__Görev 1__: Mahkeme kararını iki cümleyle özetleyin.
__Görev 2__: Mahkeme kararına göre davacı şirket, sigortalısına tazminatı hangi tarihte ödemiştir?
__Görev 3__: Asansör yangınına ilişkin mahkeme kararını, gösterilen son cümleden sonrasından başlayarak devam ettirin.

__Verilen Metin__:
* * *
Emsal Mahkeme Kararı İstanbul 13. Asliye Ticaret Mahkemesi 2018/364 E. 2019/82 K. 04.02.2019 T.

Görüntülediğiniz mahkeme kararı kesinleşmiş bir karardır.

T.C.
İSTANBUL
13. ASLİYE TİCARET MAHKEMESİ

ESAS NO : 2018/364 Esas
KARAR NO : 2019/82

DAVA : Tazminat (Sigorta Ödemesine Dayanan Rücuen)
DAVA TARİHİ : 18/04/2018
KARAR TARİHİ : 04/02/2019

Mahkememizde görülmekte olan Tazminat (Sigorta Ödemesine Dayanan Rücuen) davasının yapılan açık yargılaması sonunda,
DAVA:
Davacı vekili dava dilekçesinde; vekiledeni şirket tarafından … nolu Ortak Kullanım Alanları Sigorta Poliçesi ile… Toplu Yapı Yönetiminin yönetimini üstlendiği,”…” adresindeki … Sitesi’ne ait ortak kullanım alanları 29.03.2017 -29.03.2016 tarihleri arasında poliçede yer alan özel şartlar ve limitler dahilinde sigortalandığını, dava dışı sigortalı … Yapı Yönetimi ile davalı … A.Ş. arasında düzenlenen 01.04.2015 tarihli Asansör Bakım Sözleşmesi uyarınca sigortalı site içerisinde bulunan 18 adet asansörün Sanayi ve Ticaret Bakanlığının “Asansör Yönetmeliği” ve ” Asansör Bakım ve İşletme Yönetmeliği’ne uygun olarak periyodik bakımlarının yapılması, kayıtlarının tutulması ve teknik arızaya müdahale hizmetinin, davalı şirket tarafından üstlenildiğini, 05.11.2017günü, gece saat 02.00 sularında, sigortalı siteye ait A-1 Blokta faaliyet gösteren servis asansörünün kabin iç elektrik tesisatında meydana gelen kısa devre sonucu çıkan yangında, servis asansörü hasar gördüğünü, vekiledeni şirketin davaya konu olay nedeniyle sigortalısına 26.12.2017 tarihinde, 70.280,68.-TL sigorta tazminatı ödediğini, vekiledeni şirketin yapmış olduğu ödeme ile TTK Md.1472 gereğince sigortalısının haklarına halef olduğundan 70.280,68-TL alacak işin zarar sorumlusu olan davalıya rücu hakkı doğduğunu, davalı şirketin sözleşme ile yüklendiği işi gereği gibi yerine getirmediğinden davayı konu zarardan sorumlu olup zararı tazminle mükellef olduğunu, vekiledeni şirket tarafından ödenen sigorta tazminatının davalı şirketten tahsili amacıyla gönderilen rücu ihtarından sonuç alınamadığından işbu davanın açıldığını beyanla fazlaya ilişkin talep ve dava hakları saklı kalmak kaydı ile 70.280,68.-TL sigorta rücu tazminatsın, sigortalıya ödeme tarihi olan 26.12.2017 tarihinden itibaren işleyecek ticari avans faizi ile birlikte davalıdan tahsiline karar verilmesini talep ve dava etmişlerdir.
* * *
__Listelenen Girdiler__:
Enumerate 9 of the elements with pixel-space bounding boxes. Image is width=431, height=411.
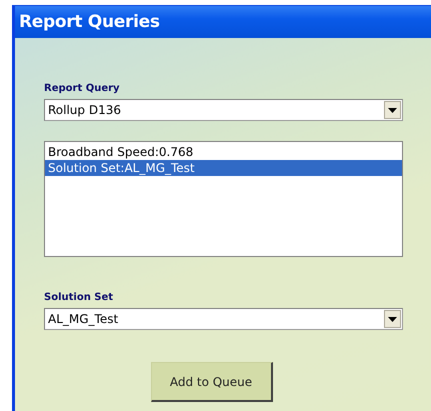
add-to-queue-button[interactable]: Add to Queue	[150, 362, 272, 402]
query-listbox[interactable]: Broadband Speed:0.768 Solution Set:AL_MG_Test	[44, 141, 403, 257]
report-query-dropdown[interactable]: Rollup D136	[44, 99, 403, 121]
field-label: Solution Set	[44, 292, 114, 303]
solution-set-dropdown[interactable]: AL_MG_Test	[44, 308, 403, 330]
field-label: Report Query	[44, 83, 120, 94]
window-title: Report Queries	[15, 6, 431, 38]
list-item[interactable]: Solution Set:AL_MG_Test	[45, 160, 402, 176]
list-item[interactable]: Broadband Speed:0.768	[45, 144, 402, 160]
* * *
__Alıştırma Cevabı 1__: Davacı sigorta şirketi, ortak kullanım alanlarını sigortaladığı sitede A-1 Bloktaki servis asansörünün kabin iç elektrik tesisatında meydana gelen kısa devreden çıkan yangında hasar gördüğünü ve sigortalısına 70.280,68 TL tazminat ödediğini belirtmiştir. Asansörlerin bakımını sözleşmeyle üstlenen davalı şirketin bu işi gereği gibi yerine getirmediğini ileri süren davacı, bu tutarın 26.12.2017 tarihinden itibaren işleyecek ticari avans faiziyle birlikte davalıdan tahsilini talep etmiştir.

__Alıştırma Cevabı 2__: 26.12.2017 tarihinde.

__Alıştırma Cevabı 3__:
CEVAP:
Davalı vekili cevap dilekçesinde; işbu davada ticaret mahkemeleri görevsiz olup, Asliye hukuk mahkemelerinin yetkili olduğunu, davacı ile aralarında bulunan bir ticari işten kaynaklanan bir dava olmadığını, rücu belgesi olmadan davacının dava açmasının mümkün olmadığını, dava şartlarının oluşmadığını, davaya konu olayda vekiledeni şirketin bir kusurunun bulunmadığını, talep edilen miktar fahiş bir miktar olup söz konusu hasarın boyutundan fazla olduğunu, ticari faiz talep edilemeyeceğini beyanla, öncelikle görevsizlik kararı verilmesini, aksi halde TTK 1472 madde gereğince davanın dava şartı yokluğundan ve esastan reddine karar verilmesini talep etmişlerdir.
Davalı vekilinin 30.07.2018 havale tarihli dilekçesi ile dava … Sigorta A.Ş. ye ihbar edilmiş, ancak ihbar edilen tarafından herhangi bir beyanda bulunulmamıştır.
GEREKÇE:
Dava; ortak kullanım alanları Sigorta Poliçesi nedeniyle sigortalıya ödenen tazminatın rücuen tahsili talebinden ibarettir.
Somut olayda uyuşmazlık, 6102 sayılı Türk Ticaret Kanununun 1472/1. maddesi uyarınca, sigorta şirketi tarafından sigortalısına ödenen tazminatın, zarar sorumlusu olduğu iddia olunan davalıdan rücuan tahsiline ilişkindir.
TTK 5 md.uyarınca mahkememiz aksine hüküm bulunmadıkça dava olunan şeyin değerine bakılmaksızın tüm ticari davalar ile ticari nitelikteki çekişmesiz yargı işlerine bakmakla görevli olup,ticari davalar ve çekişmesiz yargı işleri ise TTK 4.md.düzenlenmiştir.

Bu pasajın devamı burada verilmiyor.